-- TASK TO CARRY OUT --
Without pictures, repeat exactly the lines from the one containing "Convert this document image to plain text." through the end of the entries.

-- Stored records --
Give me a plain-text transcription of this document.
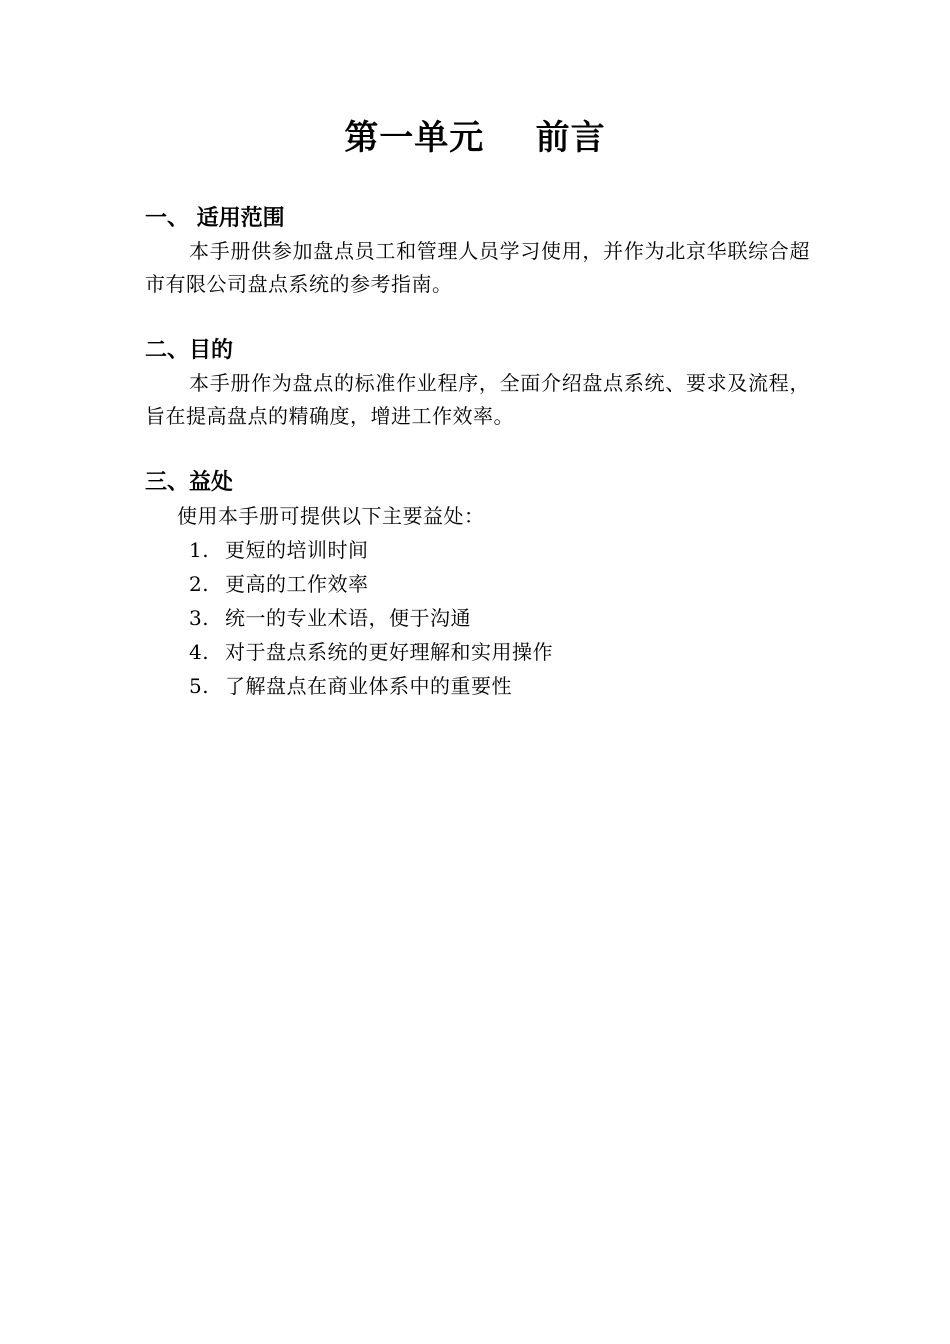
第一单元    前言
一、 适用范围

本手册供参加盘点员工和管理人员学习使用，并作为北京华联综合超市有限公司盘点系统的参考指南。

二、目的

本手册作为盘点的标准作业程序，全面介绍盘点系统、要求及流程，旨在提高盘点的精确度，增进工作效率。

三、益处

使用本手册可提供以下主要益处：

1. 更短的培训时间
2. 更高的工作效率
3. 统一的专业术语，便于沟通
4. 对于盘点系统的更好理解和实用操作
5. 了解盘点在商业体系中的重要性
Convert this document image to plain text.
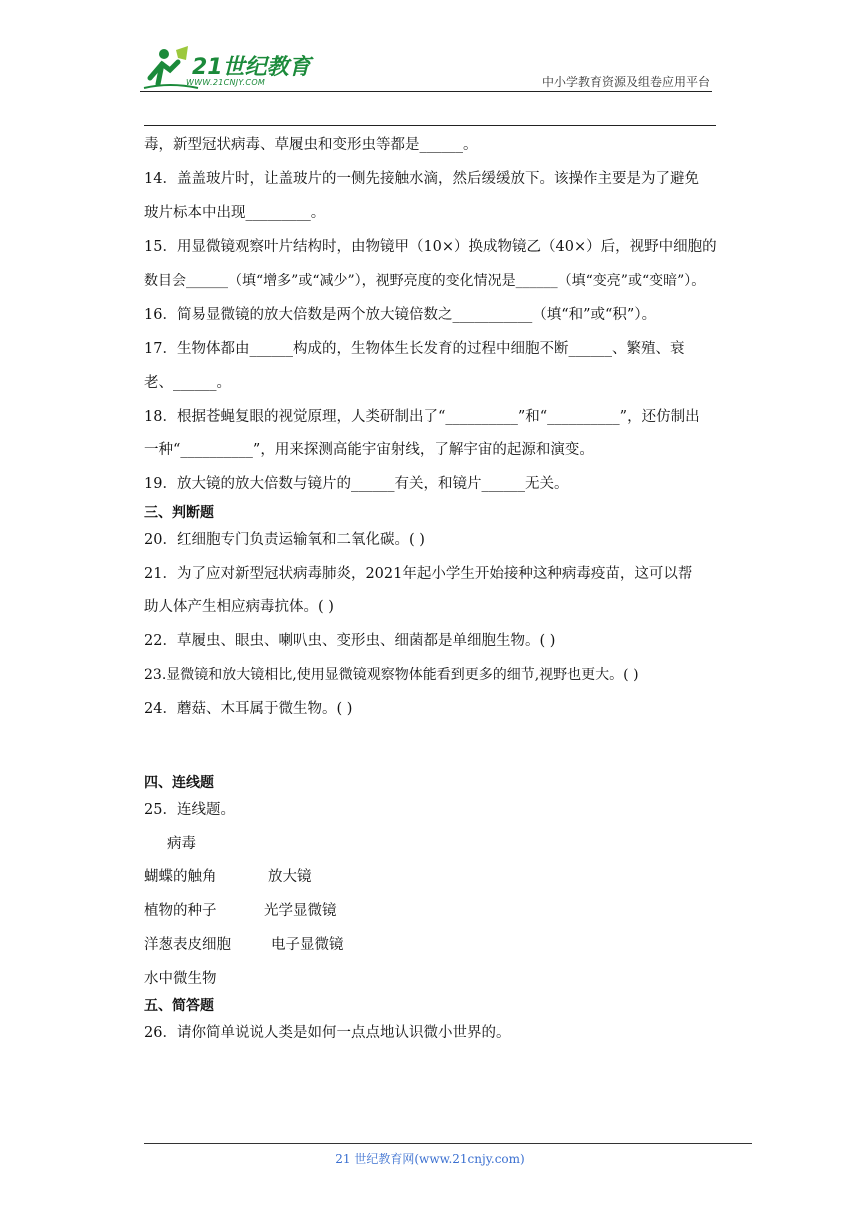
21世纪教育
WWW.21CNJY.COM	中小学教育资源及组卷应用平台
毒，新型冠状病毒、草履虫和变形虫等都是______。
14．盖盖玻片时，让盖玻片的一侧先接触水滴，然后缓缓放下。该操作主要是为了避免
玻片标本中出现_________。
15．用显微镜观察叶片结构时，由物镜甲（10×）换成物镜乙（40×）后，视野中细胞的
数目会______（填“增多”或“减少”），视野亮度的变化情况是______（填“变亮”或“变暗”）。
16．简易显微镜的放大倍数是两个放大镜倍数之___________（填“和”或“积”）。
17．生物体都由______构成的，生物体生长发育的过程中细胞不断______、繁殖、衰
老、______。
18．根据苍蝇复眼的视觉原理，人类研制出了“__________”和“__________”，还仿制出
一种“__________”，用来探测高能宇宙射线，了解宇宙的起源和演变。
19．放大镜的放大倍数与镜片的______有关，和镜片______无关。
三、判断题
20．红细胞专门负责运输氧和二氧化碳。( )
21．为了应对新型冠状病毒肺炎，2021年起小学生开始接种这种病毒疫苗，这可以帮
助人体产生相应病毒抗体。( )
22．草履虫、眼虫、喇叭虫、变形虫、细菌都是单细胞生物。( )
23.显微镜和放大镜相比,使用显微镜观察物体能看到更多的细节,视野也更大。( )
24．蘑菇、木耳属于微生物。( )
四、连线题
25．连线题。
病毒
蝴蝶的触角	放大镜
植物的种子	光学显微镜
洋葱表皮细胞	电子显微镜
水中微生物
五、简答题
26．请你简单说说人类是如何一点点地认识微小世界的。
21 世纪教育网(www.21cnjy.com)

-- EXERCISE RESPONSE --
Convert this document image to plain text.
21世纪教育
WWW.21CNJY.COM	中小学教育资源及组卷应用平台
毒，新型冠状病毒、草履虫和变形虫等都是______。
14．盖盖玻片时，让盖玻片的一侧先接触水滴，然后缓缓放下。该操作主要是为了避免
玻片标本中出现_________。
15．用显微镜观察叶片结构时，由物镜甲（10×）换成物镜乙（40×）后，视野中细胞的
数目会______（填“增多”或“减少”），视野亮度的变化情况是______（填“变亮”或“变暗”）。
16．简易显微镜的放大倍数是两个放大镜倍数之___________（填“和”或“积”）。
17．生物体都由______构成的，生物体生长发育的过程中细胞不断______、繁殖、衰
老、______。
18．根据苍蝇复眼的视觉原理，人类研制出了“__________”和“__________”，还仿制出
一种“__________”，用来探测高能宇宙射线，了解宇宙的起源和演变。
19．放大镜的放大倍数与镜片的______有关，和镜片______无关。
三、判断题
20．红细胞专门负责运输氧和二氧化碳。( )
21．为了应对新型冠状病毒肺炎，2021年起小学生开始接种这种病毒疫苗，这可以帮
助人体产生相应病毒抗体。( )
22．草履虫、眼虫、喇叭虫、变形虫、细菌都是单细胞生物。( )
23.显微镜和放大镜相比,使用显微镜观察物体能看到更多的细节,视野也更大。( )
24．蘑菇、木耳属于微生物。( )
四、连线题
25．连线题。
病毒
蝴蝶的触角	放大镜
植物的种子	光学显微镜
洋葱表皮细胞	电子显微镜
水中微生物
五、简答题
26．请你简单说说人类是如何一点点地认识微小世界的。
21 世纪教育网(www.21cnjy.com)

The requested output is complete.